• [WRITTEN EXERCISE]: Work through the data line by line, gathering every line that has the word "zaxiralari".

• [DATA IN THIS EXERCISE]:
+ + + + + + +
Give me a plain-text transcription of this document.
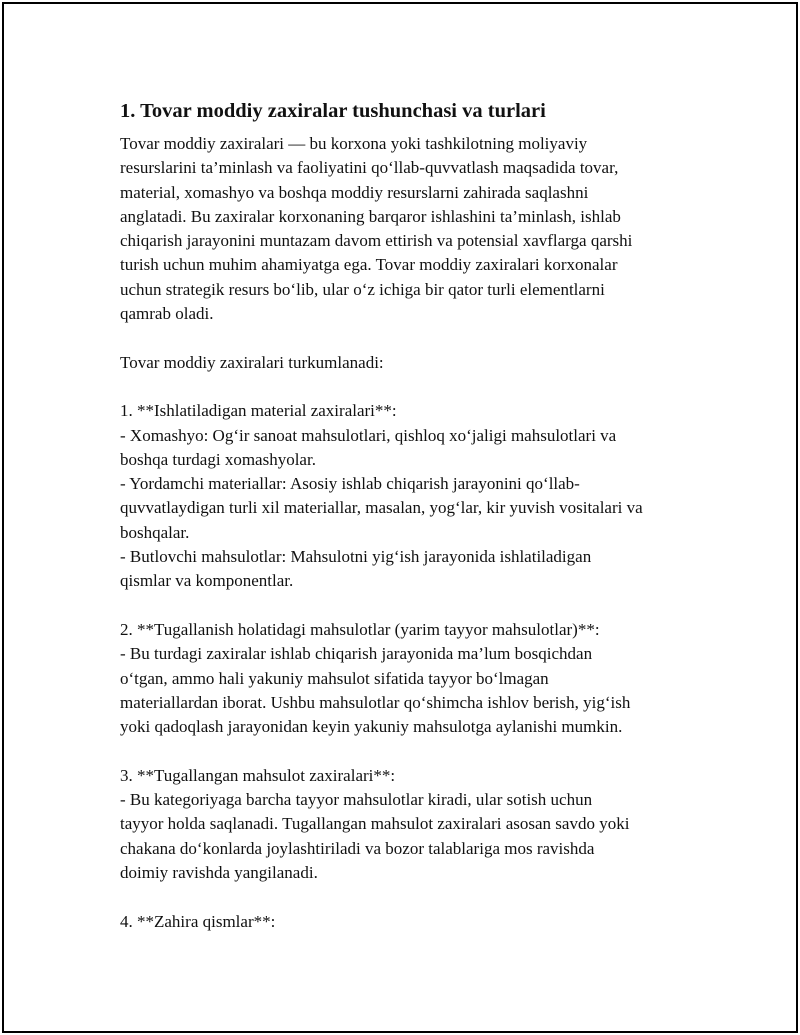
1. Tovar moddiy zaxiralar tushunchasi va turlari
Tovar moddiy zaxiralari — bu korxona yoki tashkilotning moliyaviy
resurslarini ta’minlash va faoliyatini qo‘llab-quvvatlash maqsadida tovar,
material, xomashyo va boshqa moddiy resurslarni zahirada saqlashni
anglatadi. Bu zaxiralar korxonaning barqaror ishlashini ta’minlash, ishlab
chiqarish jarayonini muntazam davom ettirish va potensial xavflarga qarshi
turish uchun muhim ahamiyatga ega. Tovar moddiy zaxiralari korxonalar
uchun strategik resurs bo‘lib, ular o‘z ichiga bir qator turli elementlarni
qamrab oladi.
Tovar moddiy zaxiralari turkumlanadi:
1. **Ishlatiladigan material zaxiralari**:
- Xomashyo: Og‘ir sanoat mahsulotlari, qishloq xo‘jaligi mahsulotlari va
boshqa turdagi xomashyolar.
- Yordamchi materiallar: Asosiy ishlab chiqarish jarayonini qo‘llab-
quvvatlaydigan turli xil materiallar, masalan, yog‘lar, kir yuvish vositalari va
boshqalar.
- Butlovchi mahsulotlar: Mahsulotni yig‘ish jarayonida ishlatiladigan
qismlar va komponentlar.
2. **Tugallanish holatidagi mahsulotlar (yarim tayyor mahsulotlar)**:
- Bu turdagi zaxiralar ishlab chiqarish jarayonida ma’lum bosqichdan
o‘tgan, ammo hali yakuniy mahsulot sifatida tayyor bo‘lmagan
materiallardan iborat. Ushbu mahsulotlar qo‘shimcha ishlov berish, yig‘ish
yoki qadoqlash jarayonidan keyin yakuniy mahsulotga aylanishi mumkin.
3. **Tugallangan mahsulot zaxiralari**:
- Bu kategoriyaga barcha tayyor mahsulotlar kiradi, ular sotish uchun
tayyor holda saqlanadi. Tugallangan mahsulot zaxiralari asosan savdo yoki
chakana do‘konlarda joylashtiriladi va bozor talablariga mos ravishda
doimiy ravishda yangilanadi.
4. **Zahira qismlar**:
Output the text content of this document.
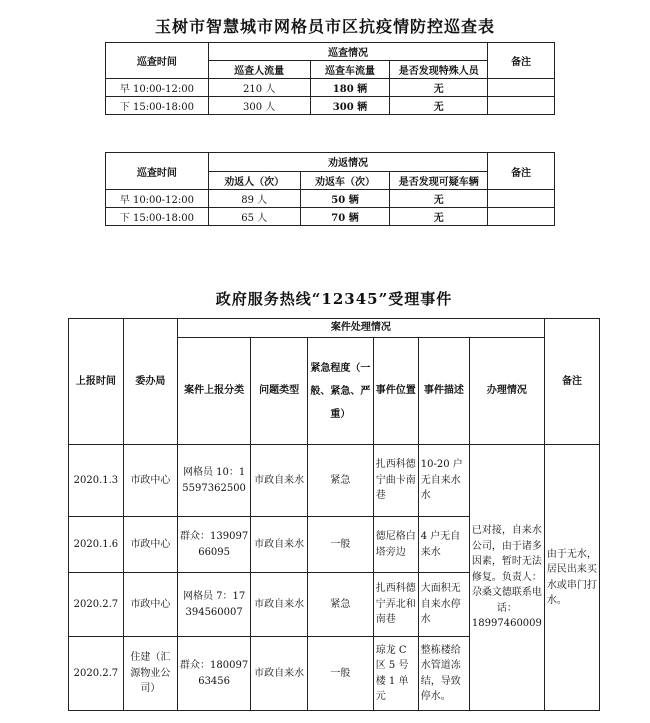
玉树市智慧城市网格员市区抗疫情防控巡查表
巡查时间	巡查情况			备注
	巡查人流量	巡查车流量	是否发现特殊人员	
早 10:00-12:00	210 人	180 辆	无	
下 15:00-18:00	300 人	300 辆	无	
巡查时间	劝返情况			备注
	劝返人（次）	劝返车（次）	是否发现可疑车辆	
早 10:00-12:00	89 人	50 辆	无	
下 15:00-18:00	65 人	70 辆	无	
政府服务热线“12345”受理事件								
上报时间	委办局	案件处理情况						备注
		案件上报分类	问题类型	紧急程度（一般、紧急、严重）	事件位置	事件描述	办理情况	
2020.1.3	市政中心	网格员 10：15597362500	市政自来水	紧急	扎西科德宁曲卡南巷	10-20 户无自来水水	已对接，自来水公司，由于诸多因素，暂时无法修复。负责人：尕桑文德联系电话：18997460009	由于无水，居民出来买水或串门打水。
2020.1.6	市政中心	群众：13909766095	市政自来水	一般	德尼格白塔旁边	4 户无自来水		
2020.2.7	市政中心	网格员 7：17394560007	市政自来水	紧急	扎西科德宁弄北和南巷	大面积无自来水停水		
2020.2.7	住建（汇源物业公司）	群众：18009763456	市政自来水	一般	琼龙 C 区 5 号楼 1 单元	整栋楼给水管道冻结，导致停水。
+ + + + + + +
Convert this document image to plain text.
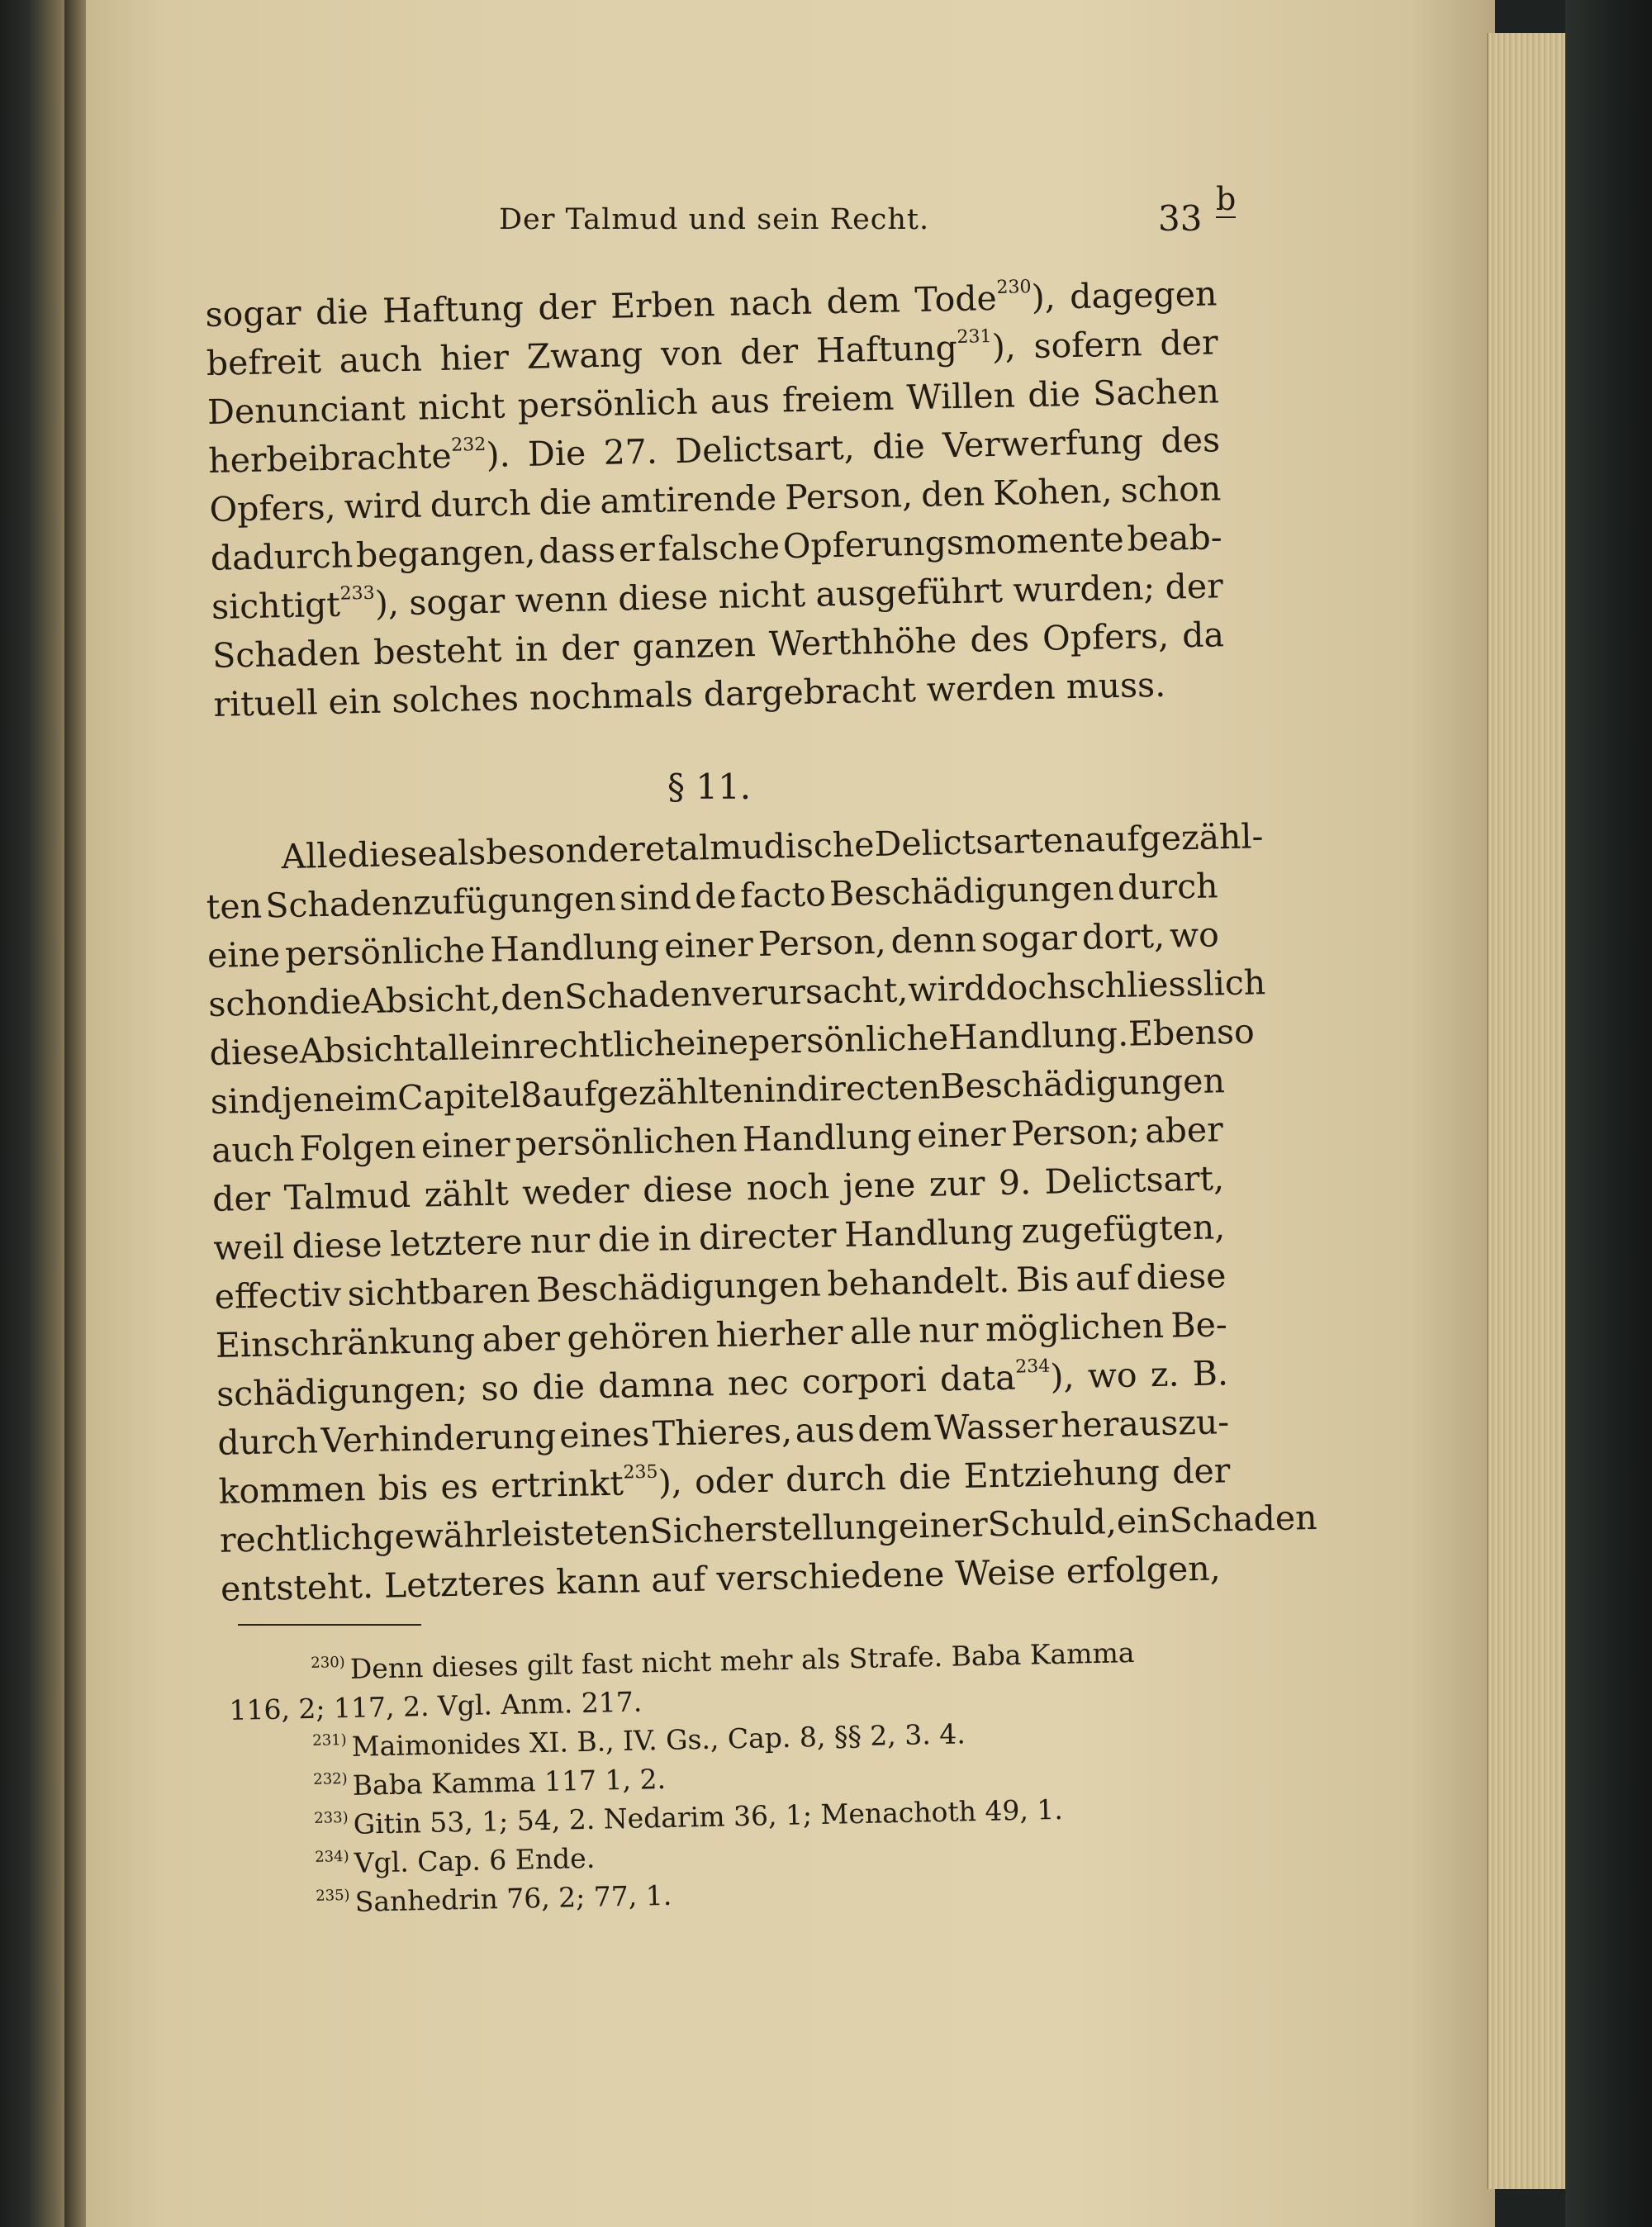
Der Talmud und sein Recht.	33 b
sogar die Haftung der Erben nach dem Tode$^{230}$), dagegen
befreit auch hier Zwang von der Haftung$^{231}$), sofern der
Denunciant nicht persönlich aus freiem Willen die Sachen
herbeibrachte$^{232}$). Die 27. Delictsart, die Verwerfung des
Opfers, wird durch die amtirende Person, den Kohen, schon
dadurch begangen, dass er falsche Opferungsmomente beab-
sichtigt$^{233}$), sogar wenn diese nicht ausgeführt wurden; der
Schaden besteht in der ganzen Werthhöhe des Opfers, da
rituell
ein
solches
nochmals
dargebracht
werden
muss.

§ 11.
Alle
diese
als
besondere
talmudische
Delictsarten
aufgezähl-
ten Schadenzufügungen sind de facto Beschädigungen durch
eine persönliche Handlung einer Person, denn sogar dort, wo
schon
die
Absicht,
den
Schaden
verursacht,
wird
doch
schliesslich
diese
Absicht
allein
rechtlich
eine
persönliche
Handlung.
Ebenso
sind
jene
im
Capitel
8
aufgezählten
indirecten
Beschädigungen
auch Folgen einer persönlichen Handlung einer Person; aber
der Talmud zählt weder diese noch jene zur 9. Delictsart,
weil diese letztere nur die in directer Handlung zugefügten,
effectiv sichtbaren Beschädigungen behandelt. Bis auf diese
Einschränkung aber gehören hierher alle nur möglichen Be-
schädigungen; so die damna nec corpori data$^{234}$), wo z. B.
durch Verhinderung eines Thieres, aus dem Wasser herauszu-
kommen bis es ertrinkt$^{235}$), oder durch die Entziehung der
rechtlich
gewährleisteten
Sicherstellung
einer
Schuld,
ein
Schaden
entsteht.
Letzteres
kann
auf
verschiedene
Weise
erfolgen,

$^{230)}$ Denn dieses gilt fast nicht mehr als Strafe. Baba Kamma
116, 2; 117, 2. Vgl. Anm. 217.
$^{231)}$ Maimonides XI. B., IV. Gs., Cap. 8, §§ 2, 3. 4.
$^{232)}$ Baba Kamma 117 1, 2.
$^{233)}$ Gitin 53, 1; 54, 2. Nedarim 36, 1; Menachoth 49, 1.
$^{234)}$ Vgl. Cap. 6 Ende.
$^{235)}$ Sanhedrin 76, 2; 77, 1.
+ + + + + + +
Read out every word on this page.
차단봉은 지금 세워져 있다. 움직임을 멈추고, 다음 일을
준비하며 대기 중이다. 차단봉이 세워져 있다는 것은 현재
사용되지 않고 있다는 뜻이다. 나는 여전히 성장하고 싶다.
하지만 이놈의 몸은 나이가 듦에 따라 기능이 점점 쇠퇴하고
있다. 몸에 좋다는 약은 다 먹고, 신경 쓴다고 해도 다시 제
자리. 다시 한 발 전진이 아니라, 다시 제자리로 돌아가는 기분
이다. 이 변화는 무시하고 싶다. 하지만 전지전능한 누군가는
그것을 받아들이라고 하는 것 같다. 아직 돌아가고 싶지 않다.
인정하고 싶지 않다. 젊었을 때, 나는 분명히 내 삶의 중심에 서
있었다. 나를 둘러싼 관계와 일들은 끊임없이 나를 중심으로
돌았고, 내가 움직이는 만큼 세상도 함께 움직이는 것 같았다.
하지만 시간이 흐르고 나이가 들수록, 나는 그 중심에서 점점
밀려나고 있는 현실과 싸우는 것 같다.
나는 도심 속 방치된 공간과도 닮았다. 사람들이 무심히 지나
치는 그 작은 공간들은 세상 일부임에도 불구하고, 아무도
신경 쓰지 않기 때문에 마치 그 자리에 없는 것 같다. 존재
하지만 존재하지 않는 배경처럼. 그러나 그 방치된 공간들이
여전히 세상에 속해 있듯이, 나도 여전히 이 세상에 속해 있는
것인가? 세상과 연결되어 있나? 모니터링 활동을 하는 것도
+ + + + + + +
• [WORKED ANSWER]:
Tovar moddiy zaxiralari — bu korxona yoki tashkilotning moliyaviy
turish uchun muhim ahamiyatga ega. Tovar moddiy zaxiralari korxonalar
Tovar moddiy zaxiralari turkumlanadi:
1. **Ishlatiladigan material zaxiralari**:
3. **Tugallangan mahsulot zaxiralari**:
tayyor holda saqlanadi. Tugallangan mahsulot zaxiralari asosan savdo yoki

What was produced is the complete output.